■ **DATA FOR THE TASK**

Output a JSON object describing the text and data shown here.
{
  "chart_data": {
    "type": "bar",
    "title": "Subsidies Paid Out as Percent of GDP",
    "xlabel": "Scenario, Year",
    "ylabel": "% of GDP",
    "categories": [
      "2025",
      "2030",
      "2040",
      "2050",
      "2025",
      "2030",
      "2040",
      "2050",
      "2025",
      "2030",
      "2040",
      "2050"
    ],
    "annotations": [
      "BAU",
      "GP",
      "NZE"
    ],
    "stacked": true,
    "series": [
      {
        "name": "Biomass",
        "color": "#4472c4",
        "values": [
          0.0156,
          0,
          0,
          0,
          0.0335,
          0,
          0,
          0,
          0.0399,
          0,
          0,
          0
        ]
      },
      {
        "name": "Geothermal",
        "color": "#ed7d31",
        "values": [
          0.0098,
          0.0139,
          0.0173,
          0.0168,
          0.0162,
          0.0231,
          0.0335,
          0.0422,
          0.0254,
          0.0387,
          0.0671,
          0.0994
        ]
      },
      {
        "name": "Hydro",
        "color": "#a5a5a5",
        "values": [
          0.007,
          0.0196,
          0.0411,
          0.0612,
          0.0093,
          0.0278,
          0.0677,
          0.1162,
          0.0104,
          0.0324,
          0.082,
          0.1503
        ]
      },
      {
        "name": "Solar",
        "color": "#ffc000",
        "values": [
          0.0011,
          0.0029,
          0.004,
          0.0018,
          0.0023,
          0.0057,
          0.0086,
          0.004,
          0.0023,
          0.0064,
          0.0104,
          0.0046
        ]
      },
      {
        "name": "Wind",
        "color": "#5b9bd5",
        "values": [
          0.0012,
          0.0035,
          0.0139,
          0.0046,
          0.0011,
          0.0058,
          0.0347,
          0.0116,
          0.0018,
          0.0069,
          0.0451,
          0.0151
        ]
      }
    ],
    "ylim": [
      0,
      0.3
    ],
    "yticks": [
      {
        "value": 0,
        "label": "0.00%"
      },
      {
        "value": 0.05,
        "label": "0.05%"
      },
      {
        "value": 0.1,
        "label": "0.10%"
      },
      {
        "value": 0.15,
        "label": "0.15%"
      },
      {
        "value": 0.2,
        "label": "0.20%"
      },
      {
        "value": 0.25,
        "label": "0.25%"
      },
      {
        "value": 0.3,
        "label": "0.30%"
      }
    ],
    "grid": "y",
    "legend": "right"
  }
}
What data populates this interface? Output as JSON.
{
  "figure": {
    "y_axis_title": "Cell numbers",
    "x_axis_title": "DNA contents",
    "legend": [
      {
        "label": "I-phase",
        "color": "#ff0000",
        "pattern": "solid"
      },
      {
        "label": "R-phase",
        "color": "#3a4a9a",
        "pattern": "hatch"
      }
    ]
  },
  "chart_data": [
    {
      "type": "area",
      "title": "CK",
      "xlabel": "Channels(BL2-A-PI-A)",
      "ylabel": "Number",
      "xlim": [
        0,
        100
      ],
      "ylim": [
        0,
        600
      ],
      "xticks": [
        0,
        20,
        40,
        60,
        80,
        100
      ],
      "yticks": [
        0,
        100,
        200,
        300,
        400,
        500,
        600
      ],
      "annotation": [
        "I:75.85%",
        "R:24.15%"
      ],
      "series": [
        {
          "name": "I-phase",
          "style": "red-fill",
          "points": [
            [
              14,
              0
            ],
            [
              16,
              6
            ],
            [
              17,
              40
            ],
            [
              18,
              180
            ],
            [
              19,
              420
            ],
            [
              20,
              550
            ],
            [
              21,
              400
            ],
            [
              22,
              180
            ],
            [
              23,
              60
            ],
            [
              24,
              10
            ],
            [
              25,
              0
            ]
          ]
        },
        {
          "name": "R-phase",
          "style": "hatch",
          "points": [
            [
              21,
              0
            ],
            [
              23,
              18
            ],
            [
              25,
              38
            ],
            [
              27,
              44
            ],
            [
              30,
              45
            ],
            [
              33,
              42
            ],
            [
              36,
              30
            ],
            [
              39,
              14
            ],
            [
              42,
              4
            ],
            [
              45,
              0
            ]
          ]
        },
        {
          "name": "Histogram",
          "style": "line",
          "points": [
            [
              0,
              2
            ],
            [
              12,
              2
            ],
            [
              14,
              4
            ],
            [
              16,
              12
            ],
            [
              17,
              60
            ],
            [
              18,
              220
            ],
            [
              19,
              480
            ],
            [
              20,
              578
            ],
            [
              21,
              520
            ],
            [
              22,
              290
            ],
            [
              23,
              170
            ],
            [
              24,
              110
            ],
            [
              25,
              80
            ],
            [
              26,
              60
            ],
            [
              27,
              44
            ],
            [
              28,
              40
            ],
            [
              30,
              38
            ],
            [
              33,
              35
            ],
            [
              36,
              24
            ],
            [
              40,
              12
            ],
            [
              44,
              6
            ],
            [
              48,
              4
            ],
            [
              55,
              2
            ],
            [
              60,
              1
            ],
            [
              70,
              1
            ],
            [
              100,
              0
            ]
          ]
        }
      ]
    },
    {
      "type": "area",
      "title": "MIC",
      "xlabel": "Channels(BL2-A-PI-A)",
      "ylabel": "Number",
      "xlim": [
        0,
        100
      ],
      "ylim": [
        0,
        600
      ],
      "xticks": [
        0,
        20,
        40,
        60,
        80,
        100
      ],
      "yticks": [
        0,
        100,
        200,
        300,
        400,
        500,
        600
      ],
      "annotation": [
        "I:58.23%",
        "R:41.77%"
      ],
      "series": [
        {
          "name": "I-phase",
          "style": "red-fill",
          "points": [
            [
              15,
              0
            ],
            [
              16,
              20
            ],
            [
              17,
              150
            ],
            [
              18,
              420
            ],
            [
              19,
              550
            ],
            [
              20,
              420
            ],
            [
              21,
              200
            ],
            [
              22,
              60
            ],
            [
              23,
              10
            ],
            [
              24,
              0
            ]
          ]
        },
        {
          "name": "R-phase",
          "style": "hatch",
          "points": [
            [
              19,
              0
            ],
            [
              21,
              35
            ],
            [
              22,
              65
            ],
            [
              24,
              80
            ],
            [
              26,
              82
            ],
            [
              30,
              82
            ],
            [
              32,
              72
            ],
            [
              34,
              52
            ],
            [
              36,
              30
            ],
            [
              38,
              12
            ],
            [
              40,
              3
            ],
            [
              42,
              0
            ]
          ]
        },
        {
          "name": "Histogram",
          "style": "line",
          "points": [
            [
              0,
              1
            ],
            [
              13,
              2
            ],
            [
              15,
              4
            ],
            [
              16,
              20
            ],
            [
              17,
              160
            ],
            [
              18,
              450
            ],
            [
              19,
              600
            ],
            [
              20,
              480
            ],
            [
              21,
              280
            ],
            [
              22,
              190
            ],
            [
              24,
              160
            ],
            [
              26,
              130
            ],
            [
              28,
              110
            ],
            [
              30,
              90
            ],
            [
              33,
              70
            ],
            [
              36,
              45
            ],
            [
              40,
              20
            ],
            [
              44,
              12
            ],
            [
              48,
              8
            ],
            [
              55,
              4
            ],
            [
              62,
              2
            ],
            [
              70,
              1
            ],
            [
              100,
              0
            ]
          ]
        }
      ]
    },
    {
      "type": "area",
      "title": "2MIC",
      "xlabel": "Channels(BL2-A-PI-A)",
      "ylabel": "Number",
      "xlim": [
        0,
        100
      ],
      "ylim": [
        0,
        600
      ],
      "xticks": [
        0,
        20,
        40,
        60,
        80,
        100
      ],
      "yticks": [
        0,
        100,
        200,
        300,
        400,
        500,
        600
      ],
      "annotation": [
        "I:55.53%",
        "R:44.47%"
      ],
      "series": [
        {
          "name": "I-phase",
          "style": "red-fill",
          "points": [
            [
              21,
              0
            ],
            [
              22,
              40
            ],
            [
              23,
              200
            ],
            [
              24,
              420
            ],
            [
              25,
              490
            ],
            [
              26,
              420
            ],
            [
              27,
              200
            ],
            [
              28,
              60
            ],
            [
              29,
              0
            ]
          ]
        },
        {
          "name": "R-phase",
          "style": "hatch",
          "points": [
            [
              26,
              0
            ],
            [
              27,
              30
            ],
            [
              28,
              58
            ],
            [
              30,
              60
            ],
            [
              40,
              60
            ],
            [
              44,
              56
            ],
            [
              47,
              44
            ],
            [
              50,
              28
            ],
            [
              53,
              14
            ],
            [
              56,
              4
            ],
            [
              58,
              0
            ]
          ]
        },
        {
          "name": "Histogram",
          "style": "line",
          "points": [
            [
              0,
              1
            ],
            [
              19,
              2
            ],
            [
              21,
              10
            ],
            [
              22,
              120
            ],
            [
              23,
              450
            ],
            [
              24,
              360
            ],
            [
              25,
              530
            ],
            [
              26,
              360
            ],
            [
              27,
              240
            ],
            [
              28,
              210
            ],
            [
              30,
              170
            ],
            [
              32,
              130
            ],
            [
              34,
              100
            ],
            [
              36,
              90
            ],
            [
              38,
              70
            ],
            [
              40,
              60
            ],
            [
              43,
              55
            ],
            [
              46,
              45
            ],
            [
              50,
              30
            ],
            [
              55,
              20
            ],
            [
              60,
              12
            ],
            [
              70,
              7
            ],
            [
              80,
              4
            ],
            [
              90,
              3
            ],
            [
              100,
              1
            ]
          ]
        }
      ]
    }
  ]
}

■ **EXERCISE REQUIREMENTS**
Show all lines from the records above where the word "JSON" occurs.

■ **EXPECTED OUTPUT**
Output a JSON object describing the text and data shown here.
What data populates this interface? Output as JSON.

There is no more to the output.